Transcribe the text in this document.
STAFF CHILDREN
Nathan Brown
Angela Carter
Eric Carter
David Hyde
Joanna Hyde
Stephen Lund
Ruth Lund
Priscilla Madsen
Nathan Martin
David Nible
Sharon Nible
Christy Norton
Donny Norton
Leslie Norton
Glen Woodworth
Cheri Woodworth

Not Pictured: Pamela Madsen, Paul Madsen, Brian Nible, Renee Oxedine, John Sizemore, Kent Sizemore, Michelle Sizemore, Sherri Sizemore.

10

****

§ **SHORT TASK**
Your task is to repeat the data exactly, with nothing left out.

§ **THE OUTPUT**
Transcribe the text in this document.
STAFF CHILDREN
Nathan Brown
Angela Carter
Eric Carter
David Hyde
Joanna Hyde
Stephen Lund
Ruth Lund
Priscilla Madsen
Nathan Martin
David Nible
Sharon Nible
Christy Norton
Donny Norton
Leslie Norton
Glen Woodworth
Cheri Woodworth

Not Pictured: Pamela Madsen, Paul Madsen, Brian Nible, Renee Oxedine, John Sizemore, Kent Sizemore, Michelle Sizemore, Sherri Sizemore.

10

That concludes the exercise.